• What is required
Your task is to print every entry below exactly as given.

+--

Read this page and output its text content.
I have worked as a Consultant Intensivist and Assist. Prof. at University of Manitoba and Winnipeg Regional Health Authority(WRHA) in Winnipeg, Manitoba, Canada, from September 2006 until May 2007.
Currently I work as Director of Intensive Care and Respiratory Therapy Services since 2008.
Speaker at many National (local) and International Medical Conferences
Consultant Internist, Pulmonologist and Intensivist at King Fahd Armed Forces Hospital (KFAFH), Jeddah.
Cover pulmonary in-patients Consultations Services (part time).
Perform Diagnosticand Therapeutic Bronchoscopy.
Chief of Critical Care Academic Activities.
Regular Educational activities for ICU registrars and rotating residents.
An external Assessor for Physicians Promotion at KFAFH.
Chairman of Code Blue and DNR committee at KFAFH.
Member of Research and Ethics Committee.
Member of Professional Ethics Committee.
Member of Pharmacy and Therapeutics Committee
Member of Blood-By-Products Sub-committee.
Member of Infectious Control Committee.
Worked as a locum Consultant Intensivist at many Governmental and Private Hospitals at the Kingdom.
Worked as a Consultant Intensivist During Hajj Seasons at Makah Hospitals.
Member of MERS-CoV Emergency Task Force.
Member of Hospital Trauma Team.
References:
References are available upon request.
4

+--

• Exercise result
Read this page and output its text content.
I have worked as a Consultant Intensivist and Assist. Prof. at University of Manitoba and Winnipeg Regional Health Authority(WRHA) in Winnipeg, Manitoba, Canada, from September 2006 until May 2007.
Currently I work as Director of Intensive Care and Respiratory Therapy Services since 2008.
Speaker at many National (local) and International Medical Conferences
Consultant Internist, Pulmonologist and Intensivist at King Fahd Armed Forces Hospital (KFAFH), Jeddah.
Cover pulmonary in-patients Consultations Services (part time).
Perform Diagnosticand Therapeutic Bronchoscopy.
Chief of Critical Care Academic Activities.
Regular Educational activities for ICU registrars and rotating residents.
An external Assessor for Physicians Promotion at KFAFH.
Chairman of Code Blue and DNR committee at KFAFH.
Member of Research and Ethics Committee.
Member of Professional Ethics Committee.
Member of Pharmacy and Therapeutics Committee
Member of Blood-By-Products Sub-committee.
Member of Infectious Control Committee.
Worked as a locum Consultant Intensivist at many Governmental and Private Hospitals at the Kingdom.
Worked as a Consultant Intensivist During Hajj Seasons at Makah Hospitals.
Member of MERS-CoV Emergency Task Force.
Member of Hospital Trauma Team.
References:
References are available upon request.
4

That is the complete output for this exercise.